SUPPLIED TEXT:
>> Start

Wim Van den Wyngaert
Honored Contributor

Re: Temporarily removing a cluster member

Dirk,

Are you sure you specified REMOVE_NODE ?
I just tested it on a 4000 (6.2) and there was no delay (I did a dir every 5 seconds).

RECNX is used only for a crash case or a shutdown without remove_node.

Wim
Wim
Jan van den Ende
Honored Contributor

Re: Temporarily removing a cluster member

Wim,

You are right.

Dirk, ignore my previous posting.

Proost.

Have one on me.

jpe
Don't rust yours pelled jacker to fine doll missed aches.
Uwe Zessin
Honored Contributor

Re: Temporarily removing a cluster member

I'd be very surprised if a cluster member that is shut down without REMOVE_NODE does _not_ send a 'last gasp' datagram, but lets the other nodes run into a timeout (I have never seen that).

The primary purpose is:
-----------------------
Shutdown options (enter as a comma-separated list):
REMOVE_NODE ___ Remaining nodes in the cluster should adjust quorum
.
Wim Van den Wyngaert
Honored Contributor

Re: Temporarily removing a cluster member

Jan,

I was wrong too. Uwe is right.

It's only used when crashing. I always use remove_node but I now tested it without it.

Dirk : if it takes minutes I would say that something is wrong. Check the operator log file and verify that it really took that long.

Wim
Wim
comarow
Trusted Contributor

Re: Temporarily removing a cluster member

Hopefully you have enough votes to stay up without the troublesome node. If not I would recommend reconfiguring your cluster so you can survive the loss of a node.

Whatever you do, don't boot the node with VAXcluster=0 and mount any shared disks or you will corrupt them.

Assuming the rest of your cluster has enough votes, it can survive with the remove node, until it rejoins the cluster.
Uwe Zessin
Honored Contributor

Re: Temporarily removing a cluster member

What's you point, Bob?

Even if the cluster have the same number of votes like the quorum value - all it takes is V6.2+ and using the REMOVE_NODE option on shutdown - it will properly adjust the quorum, so that the cluster keeps working without that node.

If the cluster doesn't have 'enough votes' - it is hanging and you can't properly shutdown ANY system anyway! You first need to tell the cluster SW to recalculate the quorum value, e.g. via IPC>
.
Art Wiens
Respected Contributor

Re: Temporarily removing a cluster member

I had the node down for ~1.5 hours while I did the image backup and removed the old disks ... no issue.

Thanks All,
Art

>> End

DATASET EXTRACT:
>> Start

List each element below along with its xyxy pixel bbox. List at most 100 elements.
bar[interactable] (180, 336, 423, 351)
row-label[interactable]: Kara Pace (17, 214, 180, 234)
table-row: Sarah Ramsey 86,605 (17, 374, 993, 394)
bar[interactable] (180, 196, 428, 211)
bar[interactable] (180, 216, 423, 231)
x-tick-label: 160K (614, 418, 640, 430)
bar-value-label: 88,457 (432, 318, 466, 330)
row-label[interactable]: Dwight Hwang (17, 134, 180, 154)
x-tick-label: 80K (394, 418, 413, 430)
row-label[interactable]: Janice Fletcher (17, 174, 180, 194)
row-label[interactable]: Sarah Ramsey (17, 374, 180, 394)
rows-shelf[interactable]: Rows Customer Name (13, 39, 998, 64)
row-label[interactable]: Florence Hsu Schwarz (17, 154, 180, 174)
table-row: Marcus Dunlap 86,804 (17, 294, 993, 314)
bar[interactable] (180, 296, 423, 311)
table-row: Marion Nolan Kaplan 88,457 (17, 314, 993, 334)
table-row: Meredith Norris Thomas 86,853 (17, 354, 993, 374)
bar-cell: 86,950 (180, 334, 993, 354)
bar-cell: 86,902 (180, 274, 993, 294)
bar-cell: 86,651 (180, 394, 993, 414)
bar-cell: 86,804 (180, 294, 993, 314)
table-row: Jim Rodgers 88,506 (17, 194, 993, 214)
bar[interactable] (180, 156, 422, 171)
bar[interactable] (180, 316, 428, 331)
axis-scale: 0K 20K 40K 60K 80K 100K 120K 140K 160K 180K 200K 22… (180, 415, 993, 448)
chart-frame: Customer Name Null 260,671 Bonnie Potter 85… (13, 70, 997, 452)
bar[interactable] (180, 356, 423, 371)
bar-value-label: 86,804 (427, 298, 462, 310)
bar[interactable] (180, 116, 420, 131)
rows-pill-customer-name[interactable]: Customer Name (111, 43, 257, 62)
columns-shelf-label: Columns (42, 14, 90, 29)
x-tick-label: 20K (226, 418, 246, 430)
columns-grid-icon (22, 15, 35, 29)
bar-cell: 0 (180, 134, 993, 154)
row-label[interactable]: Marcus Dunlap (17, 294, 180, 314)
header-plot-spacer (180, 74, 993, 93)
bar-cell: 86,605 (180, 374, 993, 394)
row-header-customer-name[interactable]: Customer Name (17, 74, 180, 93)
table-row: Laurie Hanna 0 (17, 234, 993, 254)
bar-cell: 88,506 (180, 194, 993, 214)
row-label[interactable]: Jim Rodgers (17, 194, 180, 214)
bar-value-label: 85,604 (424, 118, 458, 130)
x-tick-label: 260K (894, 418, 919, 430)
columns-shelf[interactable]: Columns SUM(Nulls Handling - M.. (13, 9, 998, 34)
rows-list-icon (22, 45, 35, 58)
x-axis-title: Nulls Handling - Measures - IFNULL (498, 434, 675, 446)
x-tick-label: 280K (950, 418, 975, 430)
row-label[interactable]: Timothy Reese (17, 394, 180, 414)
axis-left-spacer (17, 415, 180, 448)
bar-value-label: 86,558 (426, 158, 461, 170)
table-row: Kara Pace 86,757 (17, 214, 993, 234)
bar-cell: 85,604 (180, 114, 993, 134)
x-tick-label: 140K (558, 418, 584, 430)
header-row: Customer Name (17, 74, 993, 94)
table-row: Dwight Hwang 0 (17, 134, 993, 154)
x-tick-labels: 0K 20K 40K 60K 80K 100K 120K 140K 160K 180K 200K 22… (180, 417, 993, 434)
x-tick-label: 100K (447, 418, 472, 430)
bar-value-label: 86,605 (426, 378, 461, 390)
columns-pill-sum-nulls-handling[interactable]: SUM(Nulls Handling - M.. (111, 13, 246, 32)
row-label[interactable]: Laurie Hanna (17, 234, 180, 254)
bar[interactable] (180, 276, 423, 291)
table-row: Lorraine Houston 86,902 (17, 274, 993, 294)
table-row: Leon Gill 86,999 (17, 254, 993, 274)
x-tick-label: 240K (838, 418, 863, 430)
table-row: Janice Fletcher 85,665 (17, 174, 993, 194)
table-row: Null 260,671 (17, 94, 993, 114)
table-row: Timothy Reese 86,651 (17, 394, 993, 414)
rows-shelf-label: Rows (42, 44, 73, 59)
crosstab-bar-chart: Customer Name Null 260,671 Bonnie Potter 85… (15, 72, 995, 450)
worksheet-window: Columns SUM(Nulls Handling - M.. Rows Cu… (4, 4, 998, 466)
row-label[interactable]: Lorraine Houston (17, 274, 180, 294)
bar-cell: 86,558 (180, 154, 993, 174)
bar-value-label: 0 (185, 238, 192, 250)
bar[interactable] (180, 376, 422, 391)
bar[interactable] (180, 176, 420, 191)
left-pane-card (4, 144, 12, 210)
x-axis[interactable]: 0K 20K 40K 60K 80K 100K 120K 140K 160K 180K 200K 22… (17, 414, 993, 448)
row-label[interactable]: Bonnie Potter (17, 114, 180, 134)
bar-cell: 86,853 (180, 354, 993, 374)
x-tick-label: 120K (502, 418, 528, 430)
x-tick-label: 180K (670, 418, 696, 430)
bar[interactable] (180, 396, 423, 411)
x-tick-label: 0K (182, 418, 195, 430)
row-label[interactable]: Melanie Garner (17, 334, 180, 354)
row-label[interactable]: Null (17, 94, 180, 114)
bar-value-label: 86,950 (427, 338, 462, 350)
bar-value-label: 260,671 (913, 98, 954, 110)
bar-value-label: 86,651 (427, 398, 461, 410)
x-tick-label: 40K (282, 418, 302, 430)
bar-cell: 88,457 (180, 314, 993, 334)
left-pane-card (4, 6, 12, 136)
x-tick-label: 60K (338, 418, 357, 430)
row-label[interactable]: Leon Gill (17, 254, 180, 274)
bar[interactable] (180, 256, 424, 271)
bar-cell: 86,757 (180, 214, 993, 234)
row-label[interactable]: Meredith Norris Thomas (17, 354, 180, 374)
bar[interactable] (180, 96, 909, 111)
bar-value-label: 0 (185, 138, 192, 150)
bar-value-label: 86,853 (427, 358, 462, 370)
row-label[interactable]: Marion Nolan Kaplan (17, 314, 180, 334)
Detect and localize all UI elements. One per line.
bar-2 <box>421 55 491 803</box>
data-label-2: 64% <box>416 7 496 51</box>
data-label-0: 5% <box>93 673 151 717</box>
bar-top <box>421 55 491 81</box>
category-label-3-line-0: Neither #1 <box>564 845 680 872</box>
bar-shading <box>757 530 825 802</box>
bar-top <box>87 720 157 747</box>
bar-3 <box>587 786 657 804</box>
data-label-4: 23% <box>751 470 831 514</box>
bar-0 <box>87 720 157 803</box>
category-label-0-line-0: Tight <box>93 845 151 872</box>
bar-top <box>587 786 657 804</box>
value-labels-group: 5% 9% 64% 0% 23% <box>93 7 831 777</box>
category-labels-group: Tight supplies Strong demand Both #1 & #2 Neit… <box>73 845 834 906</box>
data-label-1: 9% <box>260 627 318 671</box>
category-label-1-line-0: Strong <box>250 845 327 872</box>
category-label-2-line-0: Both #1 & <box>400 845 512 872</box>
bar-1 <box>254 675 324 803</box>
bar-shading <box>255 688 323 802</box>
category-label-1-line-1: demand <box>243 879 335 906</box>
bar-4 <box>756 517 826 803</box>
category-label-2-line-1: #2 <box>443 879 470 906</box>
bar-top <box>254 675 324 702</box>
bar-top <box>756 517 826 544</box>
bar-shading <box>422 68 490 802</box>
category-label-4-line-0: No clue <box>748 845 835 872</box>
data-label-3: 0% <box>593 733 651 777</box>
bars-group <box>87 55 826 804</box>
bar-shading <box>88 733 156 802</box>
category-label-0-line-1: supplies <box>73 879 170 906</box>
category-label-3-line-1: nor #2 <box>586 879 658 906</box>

>> End

REQUIRED TASK:
In the forum thread on temporarily removing a cluster member, write out the stretch from "It's only used" through "took that long." again, swapping "operator log file" for "console log file".

ANSWER TO THIS EXERCISE:
It's only used when crashing. I always use remove_node but I now tested it without it.

Dirk : if it takes minutes I would say that something is wrong. Check the console log file and verify that it really took that long.